[Dataset items]
═══
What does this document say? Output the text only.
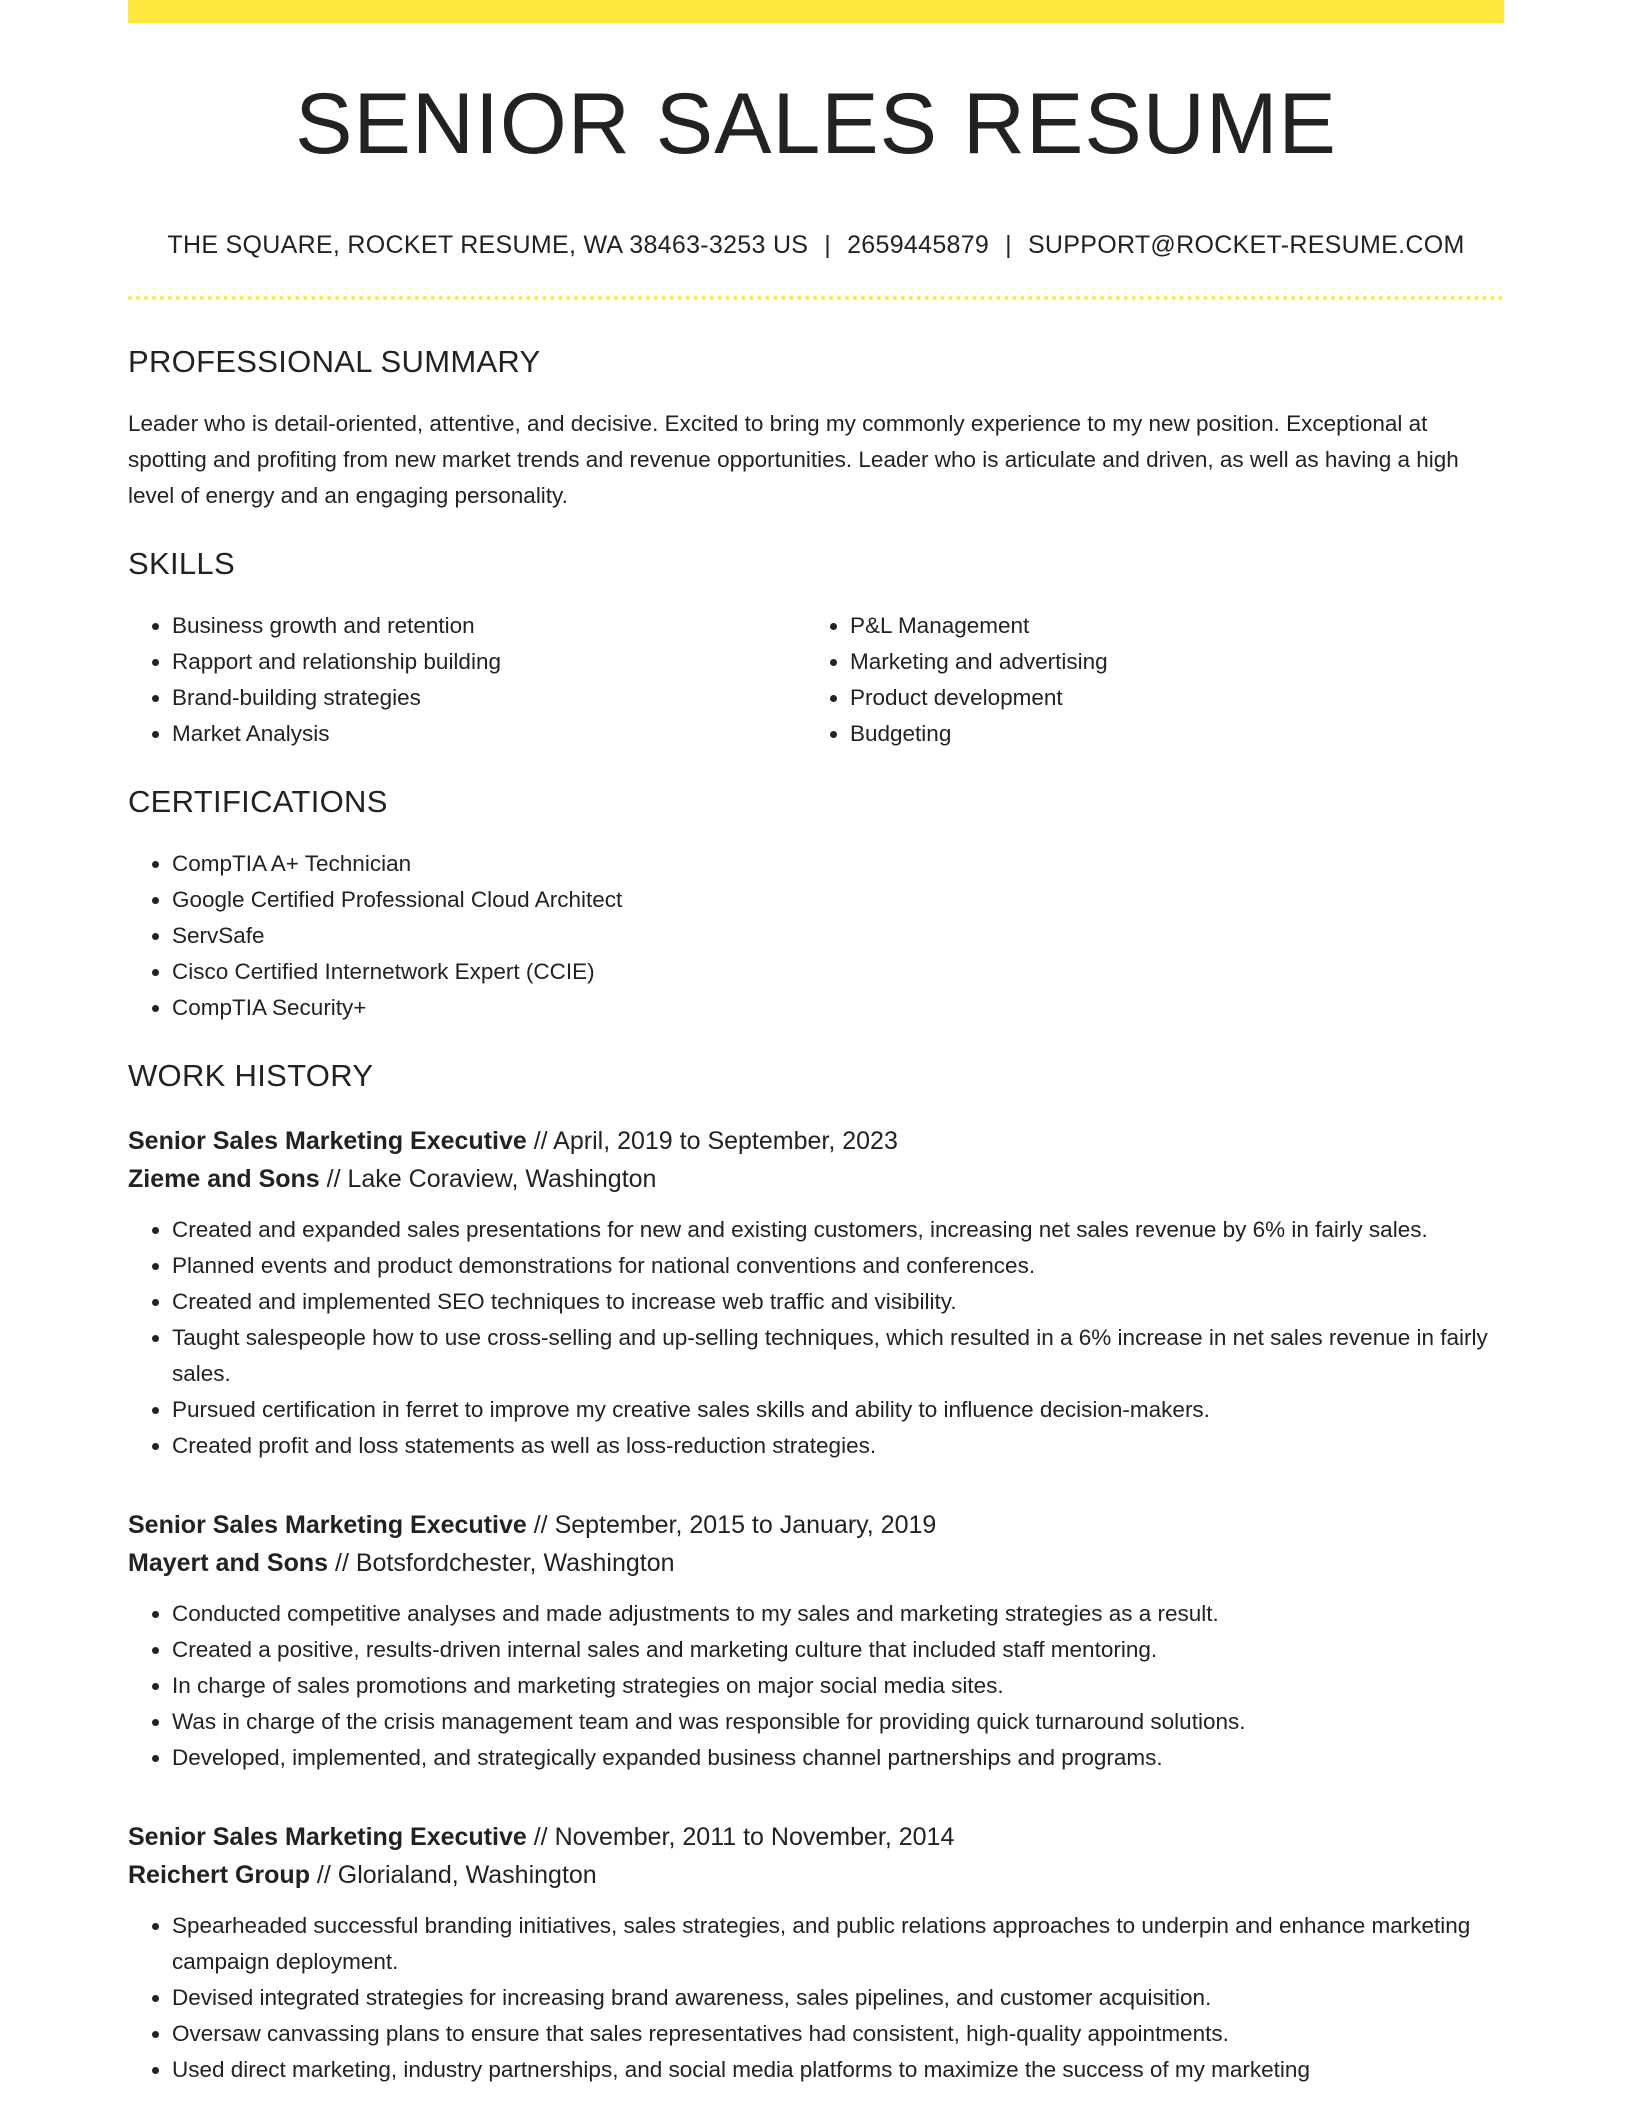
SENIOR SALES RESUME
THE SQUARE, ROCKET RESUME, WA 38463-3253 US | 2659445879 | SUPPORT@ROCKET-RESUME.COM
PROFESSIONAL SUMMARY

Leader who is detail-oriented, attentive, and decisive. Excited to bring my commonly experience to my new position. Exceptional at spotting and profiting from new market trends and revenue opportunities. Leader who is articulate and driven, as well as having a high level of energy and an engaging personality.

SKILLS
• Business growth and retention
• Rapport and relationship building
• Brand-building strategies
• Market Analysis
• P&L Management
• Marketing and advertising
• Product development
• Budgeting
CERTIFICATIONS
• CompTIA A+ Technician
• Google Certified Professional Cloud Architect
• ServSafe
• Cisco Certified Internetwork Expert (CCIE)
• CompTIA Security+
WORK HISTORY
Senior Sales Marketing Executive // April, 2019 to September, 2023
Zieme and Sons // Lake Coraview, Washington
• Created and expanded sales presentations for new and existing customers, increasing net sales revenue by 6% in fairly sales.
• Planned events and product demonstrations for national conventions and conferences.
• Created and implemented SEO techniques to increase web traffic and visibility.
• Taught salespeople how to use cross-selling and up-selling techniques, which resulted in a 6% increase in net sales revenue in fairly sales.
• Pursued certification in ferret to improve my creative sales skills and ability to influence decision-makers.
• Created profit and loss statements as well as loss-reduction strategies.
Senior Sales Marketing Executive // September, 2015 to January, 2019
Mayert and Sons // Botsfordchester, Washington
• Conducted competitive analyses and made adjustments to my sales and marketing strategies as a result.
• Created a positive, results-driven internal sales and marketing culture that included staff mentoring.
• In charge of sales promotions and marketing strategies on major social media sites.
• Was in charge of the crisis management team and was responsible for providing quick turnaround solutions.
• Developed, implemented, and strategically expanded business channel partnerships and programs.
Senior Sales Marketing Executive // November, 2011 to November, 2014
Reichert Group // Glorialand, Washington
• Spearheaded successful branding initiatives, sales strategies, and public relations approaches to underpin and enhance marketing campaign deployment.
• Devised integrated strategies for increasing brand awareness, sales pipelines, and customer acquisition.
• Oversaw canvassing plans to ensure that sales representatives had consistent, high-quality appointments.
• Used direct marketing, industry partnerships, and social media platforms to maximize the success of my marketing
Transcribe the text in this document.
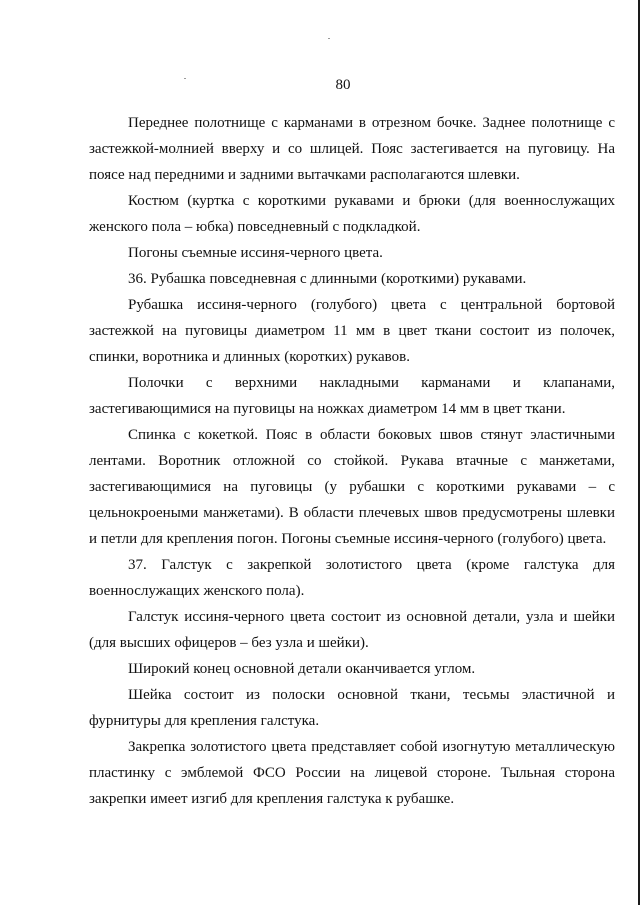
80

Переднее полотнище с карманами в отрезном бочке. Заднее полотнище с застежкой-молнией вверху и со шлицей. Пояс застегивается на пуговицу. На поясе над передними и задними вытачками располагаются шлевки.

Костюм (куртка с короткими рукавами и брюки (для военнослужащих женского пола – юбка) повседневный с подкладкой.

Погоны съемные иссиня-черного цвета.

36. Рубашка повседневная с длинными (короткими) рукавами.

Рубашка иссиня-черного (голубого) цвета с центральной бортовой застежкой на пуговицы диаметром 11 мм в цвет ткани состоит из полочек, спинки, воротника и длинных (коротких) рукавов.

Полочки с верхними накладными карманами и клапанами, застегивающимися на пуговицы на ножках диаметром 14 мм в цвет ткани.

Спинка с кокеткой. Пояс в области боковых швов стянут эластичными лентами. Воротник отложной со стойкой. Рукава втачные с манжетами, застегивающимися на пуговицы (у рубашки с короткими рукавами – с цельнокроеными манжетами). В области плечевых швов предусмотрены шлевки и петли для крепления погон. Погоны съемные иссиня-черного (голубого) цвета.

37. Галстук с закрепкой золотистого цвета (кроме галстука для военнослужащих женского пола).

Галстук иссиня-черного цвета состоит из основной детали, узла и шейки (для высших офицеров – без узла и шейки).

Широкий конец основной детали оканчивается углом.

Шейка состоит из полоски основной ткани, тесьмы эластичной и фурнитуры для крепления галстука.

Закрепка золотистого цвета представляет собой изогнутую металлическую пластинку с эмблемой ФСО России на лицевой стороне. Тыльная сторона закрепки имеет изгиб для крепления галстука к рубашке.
═══
INSTRUCTIONS TO FOLLOW:
Out of the records, collect only those lines that contain the string "CompTIA".

EXPECTED OUTPUT:
• CompTIA A+ Technician
• CompTIA Security+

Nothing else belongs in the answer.